## Start Listed entries
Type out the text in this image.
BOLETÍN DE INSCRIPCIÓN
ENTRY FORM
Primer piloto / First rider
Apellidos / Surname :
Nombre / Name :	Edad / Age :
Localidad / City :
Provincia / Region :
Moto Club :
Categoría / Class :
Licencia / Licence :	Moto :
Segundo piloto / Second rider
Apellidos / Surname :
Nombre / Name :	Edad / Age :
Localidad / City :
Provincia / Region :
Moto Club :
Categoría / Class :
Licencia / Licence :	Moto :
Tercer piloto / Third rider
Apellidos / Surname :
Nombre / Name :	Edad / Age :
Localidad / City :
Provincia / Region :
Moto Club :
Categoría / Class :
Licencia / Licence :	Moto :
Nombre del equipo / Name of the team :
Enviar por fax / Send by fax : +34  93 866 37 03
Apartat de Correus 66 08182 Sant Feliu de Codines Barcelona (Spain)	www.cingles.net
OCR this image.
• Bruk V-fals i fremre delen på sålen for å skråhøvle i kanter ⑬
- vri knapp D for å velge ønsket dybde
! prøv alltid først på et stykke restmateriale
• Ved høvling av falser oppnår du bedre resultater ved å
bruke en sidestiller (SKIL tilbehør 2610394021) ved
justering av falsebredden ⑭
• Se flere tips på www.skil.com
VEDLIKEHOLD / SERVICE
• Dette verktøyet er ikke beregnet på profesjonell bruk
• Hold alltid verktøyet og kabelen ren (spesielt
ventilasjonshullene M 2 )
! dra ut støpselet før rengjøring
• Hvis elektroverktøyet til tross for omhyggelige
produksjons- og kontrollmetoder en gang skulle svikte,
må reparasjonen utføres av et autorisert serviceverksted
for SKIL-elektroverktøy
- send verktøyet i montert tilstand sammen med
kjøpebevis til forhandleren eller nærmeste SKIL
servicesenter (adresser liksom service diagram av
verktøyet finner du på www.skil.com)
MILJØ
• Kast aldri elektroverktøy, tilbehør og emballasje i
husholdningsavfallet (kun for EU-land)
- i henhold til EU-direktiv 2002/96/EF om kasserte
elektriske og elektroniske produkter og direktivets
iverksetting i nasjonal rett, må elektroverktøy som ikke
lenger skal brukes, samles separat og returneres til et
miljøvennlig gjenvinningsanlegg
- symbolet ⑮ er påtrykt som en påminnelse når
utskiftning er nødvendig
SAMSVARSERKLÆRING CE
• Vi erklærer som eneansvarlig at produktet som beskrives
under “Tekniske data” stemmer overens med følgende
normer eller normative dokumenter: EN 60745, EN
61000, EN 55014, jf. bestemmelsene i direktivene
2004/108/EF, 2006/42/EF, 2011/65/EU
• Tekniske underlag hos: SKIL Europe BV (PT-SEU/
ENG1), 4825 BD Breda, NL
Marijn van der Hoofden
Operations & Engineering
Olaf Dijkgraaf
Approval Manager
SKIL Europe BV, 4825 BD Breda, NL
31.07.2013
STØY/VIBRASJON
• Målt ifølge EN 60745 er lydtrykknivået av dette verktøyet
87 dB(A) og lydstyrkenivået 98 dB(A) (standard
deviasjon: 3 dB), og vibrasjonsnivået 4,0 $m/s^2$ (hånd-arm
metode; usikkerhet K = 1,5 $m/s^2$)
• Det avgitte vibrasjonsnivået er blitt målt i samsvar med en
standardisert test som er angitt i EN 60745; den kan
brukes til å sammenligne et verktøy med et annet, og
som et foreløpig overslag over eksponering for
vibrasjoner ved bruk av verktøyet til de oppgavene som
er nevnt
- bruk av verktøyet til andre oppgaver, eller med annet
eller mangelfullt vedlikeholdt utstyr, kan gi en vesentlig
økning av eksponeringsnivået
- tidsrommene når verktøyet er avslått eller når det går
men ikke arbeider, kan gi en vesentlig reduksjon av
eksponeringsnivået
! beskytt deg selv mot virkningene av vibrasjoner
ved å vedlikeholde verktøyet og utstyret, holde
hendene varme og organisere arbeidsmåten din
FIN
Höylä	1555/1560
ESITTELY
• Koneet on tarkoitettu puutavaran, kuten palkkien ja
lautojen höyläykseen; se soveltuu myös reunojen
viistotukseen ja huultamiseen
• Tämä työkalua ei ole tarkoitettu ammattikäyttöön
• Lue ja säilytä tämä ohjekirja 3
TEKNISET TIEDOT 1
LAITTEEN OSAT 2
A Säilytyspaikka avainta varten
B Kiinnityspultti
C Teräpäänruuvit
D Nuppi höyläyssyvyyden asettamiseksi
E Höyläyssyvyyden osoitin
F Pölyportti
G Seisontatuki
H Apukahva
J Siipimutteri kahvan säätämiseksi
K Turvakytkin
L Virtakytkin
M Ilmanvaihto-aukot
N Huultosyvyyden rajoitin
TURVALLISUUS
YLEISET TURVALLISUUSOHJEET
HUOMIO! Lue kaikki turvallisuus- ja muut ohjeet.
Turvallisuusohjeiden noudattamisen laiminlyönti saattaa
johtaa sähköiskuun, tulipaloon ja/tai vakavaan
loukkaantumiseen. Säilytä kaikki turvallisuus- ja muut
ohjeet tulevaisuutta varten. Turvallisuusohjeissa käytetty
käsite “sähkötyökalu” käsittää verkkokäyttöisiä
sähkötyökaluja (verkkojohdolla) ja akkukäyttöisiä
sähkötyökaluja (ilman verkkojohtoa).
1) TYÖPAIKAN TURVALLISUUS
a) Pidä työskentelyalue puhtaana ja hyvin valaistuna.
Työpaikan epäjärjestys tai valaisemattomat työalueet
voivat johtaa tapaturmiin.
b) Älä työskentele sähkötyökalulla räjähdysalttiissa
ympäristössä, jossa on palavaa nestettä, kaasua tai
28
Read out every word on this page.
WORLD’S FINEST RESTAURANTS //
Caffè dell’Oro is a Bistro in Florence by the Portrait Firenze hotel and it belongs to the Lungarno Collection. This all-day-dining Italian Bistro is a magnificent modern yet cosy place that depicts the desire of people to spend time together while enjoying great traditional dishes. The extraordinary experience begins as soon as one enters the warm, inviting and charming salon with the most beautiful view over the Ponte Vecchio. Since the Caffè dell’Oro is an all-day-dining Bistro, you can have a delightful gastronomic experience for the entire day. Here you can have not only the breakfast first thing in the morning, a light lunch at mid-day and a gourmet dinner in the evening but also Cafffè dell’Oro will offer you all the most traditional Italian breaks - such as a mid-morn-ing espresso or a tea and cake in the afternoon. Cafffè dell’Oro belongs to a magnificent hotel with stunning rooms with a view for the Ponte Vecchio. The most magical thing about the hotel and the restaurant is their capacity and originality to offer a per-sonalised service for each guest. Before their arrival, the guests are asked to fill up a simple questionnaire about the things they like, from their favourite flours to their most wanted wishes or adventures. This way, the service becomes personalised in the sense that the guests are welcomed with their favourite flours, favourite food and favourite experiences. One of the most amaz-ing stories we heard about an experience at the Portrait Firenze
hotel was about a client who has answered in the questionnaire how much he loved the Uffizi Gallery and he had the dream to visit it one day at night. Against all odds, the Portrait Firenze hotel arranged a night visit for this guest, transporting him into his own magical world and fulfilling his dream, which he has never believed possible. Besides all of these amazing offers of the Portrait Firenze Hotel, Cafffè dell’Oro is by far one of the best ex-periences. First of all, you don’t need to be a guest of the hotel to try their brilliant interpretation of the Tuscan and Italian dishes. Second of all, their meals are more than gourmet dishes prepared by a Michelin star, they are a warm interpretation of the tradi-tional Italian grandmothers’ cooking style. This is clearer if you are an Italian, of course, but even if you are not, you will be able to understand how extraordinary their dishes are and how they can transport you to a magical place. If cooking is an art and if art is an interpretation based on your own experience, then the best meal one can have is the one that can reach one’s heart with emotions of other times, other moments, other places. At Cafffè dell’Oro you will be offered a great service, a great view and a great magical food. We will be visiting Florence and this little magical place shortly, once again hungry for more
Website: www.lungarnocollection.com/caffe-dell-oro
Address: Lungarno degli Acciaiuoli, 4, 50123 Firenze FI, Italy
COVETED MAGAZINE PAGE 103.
## End Listed entries
▶ **Exercise requirements**: Find how many lines hold the string "tarkoitettu", and state that number alone.

▶ **Written answer**: 2